▶ [The request] Retype the complete listing exactly as it appears.

+++

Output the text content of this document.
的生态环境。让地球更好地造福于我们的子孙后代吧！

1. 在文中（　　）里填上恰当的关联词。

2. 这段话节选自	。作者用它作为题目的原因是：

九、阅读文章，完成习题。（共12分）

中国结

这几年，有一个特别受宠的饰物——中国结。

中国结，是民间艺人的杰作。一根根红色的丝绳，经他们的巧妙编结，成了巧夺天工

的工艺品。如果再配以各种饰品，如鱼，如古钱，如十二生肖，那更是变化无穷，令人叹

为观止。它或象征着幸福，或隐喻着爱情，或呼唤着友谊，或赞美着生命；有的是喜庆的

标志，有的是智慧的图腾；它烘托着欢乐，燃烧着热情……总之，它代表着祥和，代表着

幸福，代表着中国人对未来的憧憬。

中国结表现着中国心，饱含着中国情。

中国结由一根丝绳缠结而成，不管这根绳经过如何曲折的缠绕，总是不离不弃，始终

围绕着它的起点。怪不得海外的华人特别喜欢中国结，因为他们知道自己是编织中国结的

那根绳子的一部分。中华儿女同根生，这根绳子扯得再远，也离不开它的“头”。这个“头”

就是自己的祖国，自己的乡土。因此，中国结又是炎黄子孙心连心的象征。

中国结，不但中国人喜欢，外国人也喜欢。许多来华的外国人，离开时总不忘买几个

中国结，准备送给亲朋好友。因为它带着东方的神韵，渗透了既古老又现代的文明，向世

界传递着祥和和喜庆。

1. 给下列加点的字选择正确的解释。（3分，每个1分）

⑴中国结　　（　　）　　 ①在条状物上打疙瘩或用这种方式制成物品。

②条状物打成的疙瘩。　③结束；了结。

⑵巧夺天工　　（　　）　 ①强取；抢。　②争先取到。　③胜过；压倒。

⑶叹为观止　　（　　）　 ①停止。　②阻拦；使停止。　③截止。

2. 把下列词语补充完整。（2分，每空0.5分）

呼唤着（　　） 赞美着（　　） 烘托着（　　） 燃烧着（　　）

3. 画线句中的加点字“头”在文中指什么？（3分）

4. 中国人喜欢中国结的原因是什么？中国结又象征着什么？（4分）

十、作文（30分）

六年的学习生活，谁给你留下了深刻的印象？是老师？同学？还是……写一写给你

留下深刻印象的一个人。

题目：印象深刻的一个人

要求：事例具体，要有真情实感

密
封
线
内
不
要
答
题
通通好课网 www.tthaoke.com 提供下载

+++

▶ [The response]
Output the text content of this document.
的生态环境。让地球更好地造福于我们的子孙后代吧！

1. 在文中（　　）里填上恰当的关联词。

2. 这段话节选自	。作者用它作为题目的原因是：

九、阅读文章，完成习题。（共12分）

中国结

这几年，有一个特别受宠的饰物——中国结。

中国结，是民间艺人的杰作。一根根红色的丝绳，经他们的巧妙编结，成了巧夺天工

的工艺品。如果再配以各种饰品，如鱼，如古钱，如十二生肖，那更是变化无穷，令人叹

为观止。它或象征着幸福，或隐喻着爱情，或呼唤着友谊，或赞美着生命；有的是喜庆的

标志，有的是智慧的图腾；它烘托着欢乐，燃烧着热情……总之，它代表着祥和，代表着

幸福，代表着中国人对未来的憧憬。

中国结表现着中国心，饱含着中国情。

中国结由一根丝绳缠结而成，不管这根绳经过如何曲折的缠绕，总是不离不弃，始终

围绕着它的起点。怪不得海外的华人特别喜欢中国结，因为他们知道自己是编织中国结的

那根绳子的一部分。中华儿女同根生，这根绳子扯得再远，也离不开它的“头”。这个“头”

就是自己的祖国，自己的乡土。因此，中国结又是炎黄子孙心连心的象征。

中国结，不但中国人喜欢，外国人也喜欢。许多来华的外国人，离开时总不忘买几个

中国结，准备送给亲朋好友。因为它带着东方的神韵，渗透了既古老又现代的文明，向世

界传递着祥和和喜庆。

1. 给下列加点的字选择正确的解释。（3分，每个1分）

⑴中国结　　（　　）　　 ①在条状物上打疙瘩或用这种方式制成物品。

②条状物打成的疙瘩。　③结束；了结。

⑵巧夺天工　　（　　）　 ①强取；抢。　②争先取到。　③胜过；压倒。

⑶叹为观止　　（　　）　 ①停止。　②阻拦；使停止。　③截止。

2. 把下列词语补充完整。（2分，每空0.5分）

呼唤着（　　） 赞美着（　　） 烘托着（　　） 燃烧着（　　）

3. 画线句中的加点字“头”在文中指什么？（3分）

4. 中国人喜欢中国结的原因是什么？中国结又象征着什么？（4分）

十、作文（30分）

六年的学习生活，谁给你留下了深刻的印象？是老师？同学？还是……写一写给你

留下深刻印象的一个人。

题目：印象深刻的一个人

要求：事例具体，要有真情实感

密
封
线
内
不
要
答
题
通通好课网 www.tthaoke.com 提供下载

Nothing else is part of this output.